Required work = Your task is to locate every line holding the string "category" and to copy each of them.

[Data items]
────────────────────────────────────────

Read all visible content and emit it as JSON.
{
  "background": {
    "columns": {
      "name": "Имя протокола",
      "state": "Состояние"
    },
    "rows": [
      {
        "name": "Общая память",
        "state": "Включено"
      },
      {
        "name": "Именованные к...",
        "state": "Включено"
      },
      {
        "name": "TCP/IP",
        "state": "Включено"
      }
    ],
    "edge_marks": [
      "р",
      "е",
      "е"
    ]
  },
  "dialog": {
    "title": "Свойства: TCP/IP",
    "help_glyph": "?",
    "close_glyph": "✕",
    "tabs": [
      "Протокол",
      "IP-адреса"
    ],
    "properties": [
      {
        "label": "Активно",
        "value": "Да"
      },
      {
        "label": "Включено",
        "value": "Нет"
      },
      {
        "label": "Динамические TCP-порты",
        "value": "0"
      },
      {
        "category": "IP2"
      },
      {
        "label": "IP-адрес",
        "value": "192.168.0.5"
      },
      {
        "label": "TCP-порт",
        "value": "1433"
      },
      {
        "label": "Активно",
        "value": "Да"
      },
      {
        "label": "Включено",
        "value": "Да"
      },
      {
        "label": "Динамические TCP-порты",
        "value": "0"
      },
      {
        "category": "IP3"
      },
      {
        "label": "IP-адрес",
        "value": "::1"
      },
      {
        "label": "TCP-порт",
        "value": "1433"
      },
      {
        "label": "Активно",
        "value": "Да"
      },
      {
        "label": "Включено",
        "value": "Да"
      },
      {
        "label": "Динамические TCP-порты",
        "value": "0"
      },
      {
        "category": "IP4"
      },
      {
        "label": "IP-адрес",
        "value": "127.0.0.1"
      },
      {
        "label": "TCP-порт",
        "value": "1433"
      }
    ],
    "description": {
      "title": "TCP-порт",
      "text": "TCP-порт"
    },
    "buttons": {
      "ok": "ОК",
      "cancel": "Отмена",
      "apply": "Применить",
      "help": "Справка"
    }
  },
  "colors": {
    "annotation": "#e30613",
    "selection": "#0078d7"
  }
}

────────────────────────────────────────

Response to the exercise =
        "category": "IP2"
        "category": "IP3"
        "category": "IP4"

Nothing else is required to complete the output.